[Figure dataset records]

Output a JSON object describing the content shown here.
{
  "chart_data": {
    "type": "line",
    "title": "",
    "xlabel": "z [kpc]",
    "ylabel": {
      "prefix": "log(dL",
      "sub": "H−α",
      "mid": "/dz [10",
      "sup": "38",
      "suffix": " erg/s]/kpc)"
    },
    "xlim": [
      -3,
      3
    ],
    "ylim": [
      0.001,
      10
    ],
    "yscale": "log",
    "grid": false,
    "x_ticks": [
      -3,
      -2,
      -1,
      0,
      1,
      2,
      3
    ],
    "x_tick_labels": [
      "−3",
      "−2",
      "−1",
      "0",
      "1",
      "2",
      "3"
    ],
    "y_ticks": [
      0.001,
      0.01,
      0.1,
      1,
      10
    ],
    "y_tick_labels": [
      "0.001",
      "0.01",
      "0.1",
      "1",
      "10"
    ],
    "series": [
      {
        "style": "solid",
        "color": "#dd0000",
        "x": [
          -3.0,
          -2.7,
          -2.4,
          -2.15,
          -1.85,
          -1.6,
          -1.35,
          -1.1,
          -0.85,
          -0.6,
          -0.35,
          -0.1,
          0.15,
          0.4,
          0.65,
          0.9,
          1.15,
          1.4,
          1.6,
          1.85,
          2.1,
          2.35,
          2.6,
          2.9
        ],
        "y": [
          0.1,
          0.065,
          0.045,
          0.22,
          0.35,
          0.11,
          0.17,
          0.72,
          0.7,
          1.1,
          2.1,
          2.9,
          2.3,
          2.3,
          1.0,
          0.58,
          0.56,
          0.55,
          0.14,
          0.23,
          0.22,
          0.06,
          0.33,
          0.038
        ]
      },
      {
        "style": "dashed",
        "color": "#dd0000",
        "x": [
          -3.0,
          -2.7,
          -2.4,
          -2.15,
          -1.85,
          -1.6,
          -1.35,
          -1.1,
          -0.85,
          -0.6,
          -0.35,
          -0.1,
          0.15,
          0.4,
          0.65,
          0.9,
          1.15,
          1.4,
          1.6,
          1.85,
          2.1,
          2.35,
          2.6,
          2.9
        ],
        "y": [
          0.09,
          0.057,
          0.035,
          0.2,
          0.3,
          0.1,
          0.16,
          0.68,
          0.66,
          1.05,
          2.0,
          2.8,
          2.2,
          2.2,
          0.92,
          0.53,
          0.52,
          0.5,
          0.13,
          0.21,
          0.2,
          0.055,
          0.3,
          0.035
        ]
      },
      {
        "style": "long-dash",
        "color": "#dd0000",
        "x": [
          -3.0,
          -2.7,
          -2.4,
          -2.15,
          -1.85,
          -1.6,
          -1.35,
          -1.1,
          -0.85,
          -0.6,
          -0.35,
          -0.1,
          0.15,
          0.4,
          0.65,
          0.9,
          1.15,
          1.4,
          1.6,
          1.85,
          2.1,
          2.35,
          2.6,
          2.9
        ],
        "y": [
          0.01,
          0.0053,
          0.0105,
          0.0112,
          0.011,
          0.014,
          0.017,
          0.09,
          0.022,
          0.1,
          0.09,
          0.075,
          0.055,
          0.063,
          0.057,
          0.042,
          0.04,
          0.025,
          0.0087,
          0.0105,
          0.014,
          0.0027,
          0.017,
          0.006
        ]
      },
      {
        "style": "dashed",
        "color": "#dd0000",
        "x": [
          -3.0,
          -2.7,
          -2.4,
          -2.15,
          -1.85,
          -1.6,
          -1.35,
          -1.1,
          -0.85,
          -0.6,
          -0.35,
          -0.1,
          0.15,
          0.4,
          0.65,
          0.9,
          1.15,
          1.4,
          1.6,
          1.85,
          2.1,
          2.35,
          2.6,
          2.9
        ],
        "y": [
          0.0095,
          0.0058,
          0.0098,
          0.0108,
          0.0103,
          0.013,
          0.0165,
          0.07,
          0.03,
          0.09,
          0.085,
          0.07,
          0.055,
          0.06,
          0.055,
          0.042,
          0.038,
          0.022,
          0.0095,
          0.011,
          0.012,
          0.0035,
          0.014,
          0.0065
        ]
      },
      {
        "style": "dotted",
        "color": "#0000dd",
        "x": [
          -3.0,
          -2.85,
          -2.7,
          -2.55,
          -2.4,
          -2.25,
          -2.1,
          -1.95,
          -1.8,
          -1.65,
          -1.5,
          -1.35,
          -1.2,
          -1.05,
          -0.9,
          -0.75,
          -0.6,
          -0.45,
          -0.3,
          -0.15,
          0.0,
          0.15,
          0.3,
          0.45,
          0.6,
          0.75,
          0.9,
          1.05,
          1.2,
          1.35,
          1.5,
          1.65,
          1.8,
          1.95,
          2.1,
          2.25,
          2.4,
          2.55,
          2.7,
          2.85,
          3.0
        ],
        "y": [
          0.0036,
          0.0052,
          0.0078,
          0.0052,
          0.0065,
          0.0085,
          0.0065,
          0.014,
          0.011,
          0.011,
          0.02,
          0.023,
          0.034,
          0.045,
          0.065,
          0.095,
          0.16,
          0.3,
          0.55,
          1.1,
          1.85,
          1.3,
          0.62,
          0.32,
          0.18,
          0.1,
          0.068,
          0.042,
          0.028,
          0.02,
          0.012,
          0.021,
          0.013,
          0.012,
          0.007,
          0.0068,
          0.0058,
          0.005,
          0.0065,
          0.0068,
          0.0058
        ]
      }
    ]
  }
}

> [THE EXERCISE] Extract each entry in full and write it down exactly.

> [WRITTEN RESPONSE]
Output a JSON object describing the content shown here.
{
  "chart_data": {
    "type": "line",
    "title": "",
    "xlabel": "z [kpc]",
    "ylabel": {
      "prefix": "log(dL",
      "sub": "H−α",
      "mid": "/dz [10",
      "sup": "38",
      "suffix": " erg/s]/kpc)"
    },
    "xlim": [
      -3,
      3
    ],
    "ylim": [
      0.001,
      10
    ],
    "yscale": "log",
    "grid": false,
    "x_ticks": [
      -3,
      -2,
      -1,
      0,
      1,
      2,
      3
    ],
    "x_tick_labels": [
      "−3",
      "−2",
      "−1",
      "0",
      "1",
      "2",
      "3"
    ],
    "y_ticks": [
      0.001,
      0.01,
      0.1,
      1,
      10
    ],
    "y_tick_labels": [
      "0.001",
      "0.01",
      "0.1",
      "1",
      "10"
    ],
    "series": [
      {
        "style": "solid",
        "color": "#dd0000",
        "x": [
          -3.0,
          -2.7,
          -2.4,
          -2.15,
          -1.85,
          -1.6,
          -1.35,
          -1.1,
          -0.85,
          -0.6,
          -0.35,
          -0.1,
          0.15,
          0.4,
          0.65,
          0.9,
          1.15,
          1.4,
          1.6,
          1.85,
          2.1,
          2.35,
          2.6,
          2.9
        ],
        "y": [
          0.1,
          0.065,
          0.045,
          0.22,
          0.35,
          0.11,
          0.17,
          0.72,
          0.7,
          1.1,
          2.1,
          2.9,
          2.3,
          2.3,
          1.0,
          0.58,
          0.56,
          0.55,
          0.14,
          0.23,
          0.22,
          0.06,
          0.33,
          0.038
        ]
      },
      {
        "style": "dashed",
        "color": "#dd0000",
        "x": [
          -3.0,
          -2.7,
          -2.4,
          -2.15,
          -1.85,
          -1.6,
          -1.35,
          -1.1,
          -0.85,
          -0.6,
          -0.35,
          -0.1,
          0.15,
          0.4,
          0.65,
          0.9,
          1.15,
          1.4,
          1.6,
          1.85,
          2.1,
          2.35,
          2.6,
          2.9
        ],
        "y": [
          0.09,
          0.057,
          0.035,
          0.2,
          0.3,
          0.1,
          0.16,
          0.68,
          0.66,
          1.05,
          2.0,
          2.8,
          2.2,
          2.2,
          0.92,
          0.53,
          0.52,
          0.5,
          0.13,
          0.21,
          0.2,
          0.055,
          0.3,
          0.035
        ]
      },
      {
        "style": "long-dash",
        "color": "#dd0000",
        "x": [
          -3.0,
          -2.7,
          -2.4,
          -2.15,
          -1.85,
          -1.6,
          -1.35,
          -1.1,
          -0.85,
          -0.6,
          -0.35,
          -0.1,
          0.15,
          0.4,
          0.65,
          0.9,
          1.15,
          1.4,
          1.6,
          1.85,
          2.1,
          2.35,
          2.6,
          2.9
        ],
        "y": [
          0.01,
          0.0053,
          0.0105,
          0.0112,
          0.011,
          0.014,
          0.017,
          0.09,
          0.022,
          0.1,
          0.09,
          0.075,
          0.055,
          0.063,
          0.057,
          0.042,
          0.04,
          0.025,
          0.0087,
          0.0105,
          0.014,
          0.0027,
          0.017,
          0.006
        ]
      },
      {
        "style": "dashed",
        "color": "#dd0000",
        "x": [
          -3.0,
          -2.7,
          -2.4,
          -2.15,
          -1.85,
          -1.6,
          -1.35,
          -1.1,
          -0.85,
          -0.6,
          -0.35,
          -0.1,
          0.15,
          0.4,
          0.65,
          0.9,
          1.15,
          1.4,
          1.6,
          1.85,
          2.1,
          2.35,
          2.6,
          2.9
        ],
        "y": [
          0.0095,
          0.0058,
          0.0098,
          0.0108,
          0.0103,
          0.013,
          0.0165,
          0.07,
          0.03,
          0.09,
          0.085,
          0.07,
          0.055,
          0.06,
          0.055,
          0.042,
          0.038,
          0.022,
          0.0095,
          0.011,
          0.012,
          0.0035,
          0.014,
          0.0065
        ]
      },
      {
        "style": "dotted",
        "color": "#0000dd",
        "x": [
          -3.0,
          -2.85,
          -2.7,
          -2.55,
          -2.4,
          -2.25,
          -2.1,
          -1.95,
          -1.8,
          -1.65,
          -1.5,
          -1.35,
          -1.2,
          -1.05,
          -0.9,
          -0.75,
          -0.6,
          -0.45,
          -0.3,
          -0.15,
          0.0,
          0.15,
          0.3,
          0.45,
          0.6,
          0.75,
          0.9,
          1.05,
          1.2,
          1.35,
          1.5,
          1.65,
          1.8,
          1.95,
          2.1,
          2.25,
          2.4,
          2.55,
          2.7,
          2.85,
          3.0
        ],
        "y": [
          0.0036,
          0.0052,
          0.0078,
          0.0052,
          0.0065,
          0.0085,
          0.0065,
          0.014,
          0.011,
          0.011,
          0.02,
          0.023,
          0.034,
          0.045,
          0.065,
          0.095,
          0.16,
          0.3,
          0.55,
          1.1,
          1.85,
          1.3,
          0.62,
          0.32,
          0.18,
          0.1,
          0.068,
          0.042,
          0.028,
          0.02,
          0.012,
          0.021,
          0.013,
          0.012,
          0.007,
          0.0068,
          0.0058,
          0.005,
          0.0065,
          0.0068,
          0.0058
        ]
      }
    ]
  }
}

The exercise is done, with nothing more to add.